TASK STATEMENT
From the listing below, pick out each line with the word "database".

DATA RECORDS
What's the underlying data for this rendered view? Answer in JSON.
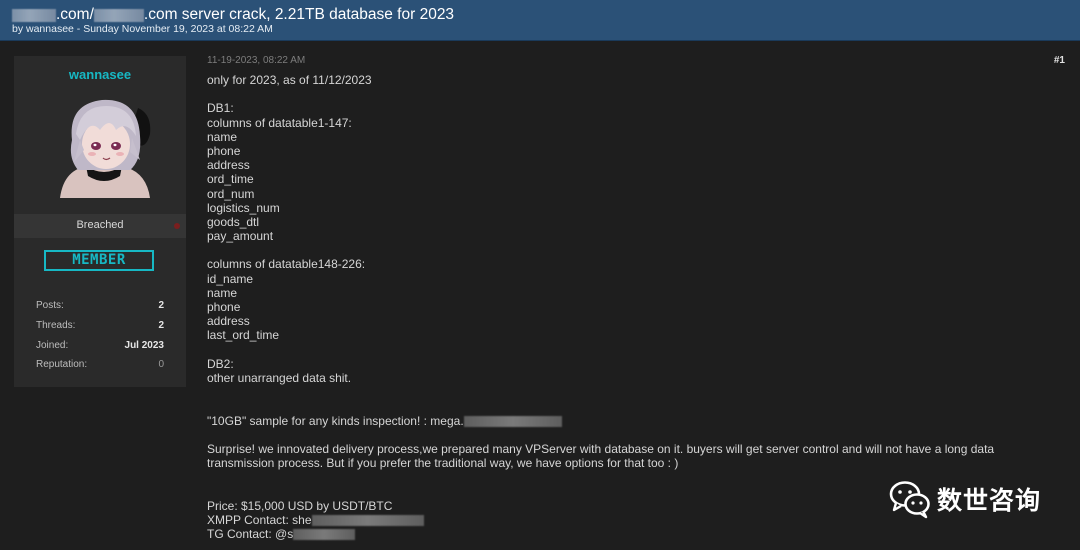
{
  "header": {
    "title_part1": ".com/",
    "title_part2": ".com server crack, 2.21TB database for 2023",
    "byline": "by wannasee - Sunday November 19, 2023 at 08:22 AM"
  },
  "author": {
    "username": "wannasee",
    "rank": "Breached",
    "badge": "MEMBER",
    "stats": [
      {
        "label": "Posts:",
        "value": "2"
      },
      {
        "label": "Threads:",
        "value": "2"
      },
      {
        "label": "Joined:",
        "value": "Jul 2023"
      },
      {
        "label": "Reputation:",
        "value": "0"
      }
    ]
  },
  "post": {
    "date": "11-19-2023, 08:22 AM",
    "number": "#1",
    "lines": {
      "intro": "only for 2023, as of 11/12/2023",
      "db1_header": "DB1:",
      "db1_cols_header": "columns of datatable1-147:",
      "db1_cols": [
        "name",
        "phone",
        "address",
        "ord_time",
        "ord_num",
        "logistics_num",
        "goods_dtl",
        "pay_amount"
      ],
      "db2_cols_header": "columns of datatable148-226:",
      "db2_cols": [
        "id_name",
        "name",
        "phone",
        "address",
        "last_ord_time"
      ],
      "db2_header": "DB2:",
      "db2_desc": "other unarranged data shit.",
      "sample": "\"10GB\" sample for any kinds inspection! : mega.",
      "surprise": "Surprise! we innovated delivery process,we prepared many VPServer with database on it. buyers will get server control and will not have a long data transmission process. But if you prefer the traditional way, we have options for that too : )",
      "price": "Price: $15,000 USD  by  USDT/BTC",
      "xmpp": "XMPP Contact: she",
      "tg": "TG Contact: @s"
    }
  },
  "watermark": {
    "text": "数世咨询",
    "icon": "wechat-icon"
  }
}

RESPONSE TO THE EXERCISE
    "title_part2": ".com server crack, 2.21TB database for 2023",
      "surprise": "Surprise! we innovated delivery process,we prepared many VPServer with database on it. buyers will get server control and will not have a long data transmission process. But if you prefer the traditional way, we have options for that too : )",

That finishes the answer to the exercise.